Extracted data entries

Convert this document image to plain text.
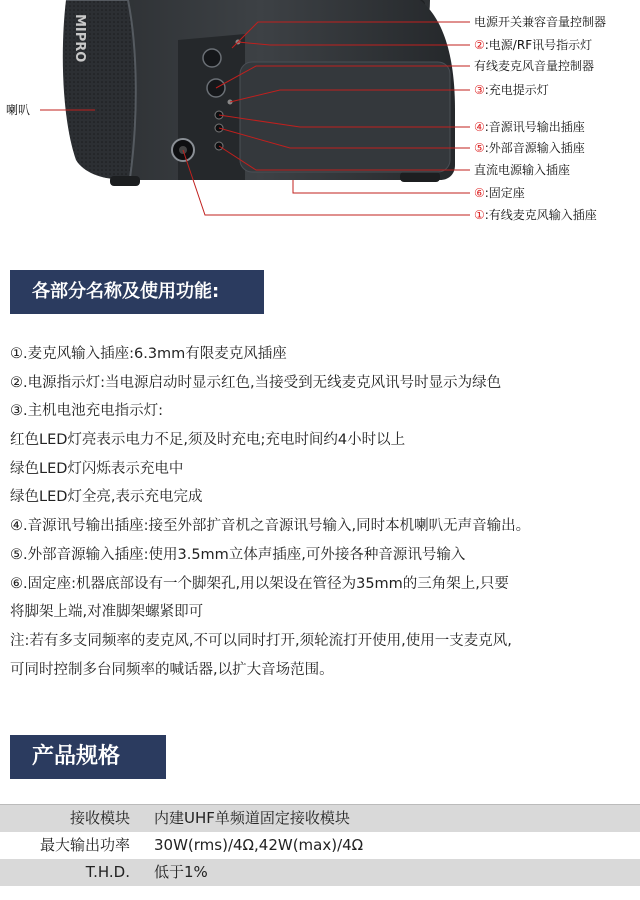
MIPRO
喇叭
电源开关兼容音量控制器
②:电源/RF讯号指示灯
有线麦克风音量控制器
③:充电提示灯
④:音源讯号输出插座
⑤:外部音源输入插座
直流电源输入插座
⑥:固定座
①:有线麦克风输入插座
各部分名称及使用功能:
①.麦克风输入插座:6.3mm有限麦克风插座
②.电源指示灯:当电源启动时显示红色,当接受到无线麦克风讯号时显示为绿色
③.主机电池充电指示灯:
红色LED灯亮表示电力不足,须及时充电;充电时间约4小时以上
绿色LED灯闪烁表示充电中
绿色LED灯全亮,表示充电完成
④.音源讯号输出插座:接至外部扩音机之音源讯号输入,同时本机喇叭无声音输出。
⑤.外部音源输入插座:使用3.5mm立体声插座,可外接各种音源讯号输入
⑥.固定座:机器底部设有一个脚架孔,用以架设在管径为35mm的三角架上,只要
将脚架上端,对准脚架螺紧即可
注:若有多支同频率的麦克风,不可以同时打开,须轮流打开使用,使用一支麦克风,
可同时控制多台同频率的喊话器,以扩大音场范围。
产品规格
接收模块	内建UHF单频道固定接收模块
最大输出功率	30W(rms)/4Ω,42W(max)/4Ω
T.H.D.	低于1%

• _Set exercise_
Show all lines from the listing above in which "音源讯号输出插座" appears.

• _Answer for the task_
④:音源讯号输出插座
④.音源讯号输出插座:接至外部扩音机之音源讯号输入,同时本机喇叭无声音输出。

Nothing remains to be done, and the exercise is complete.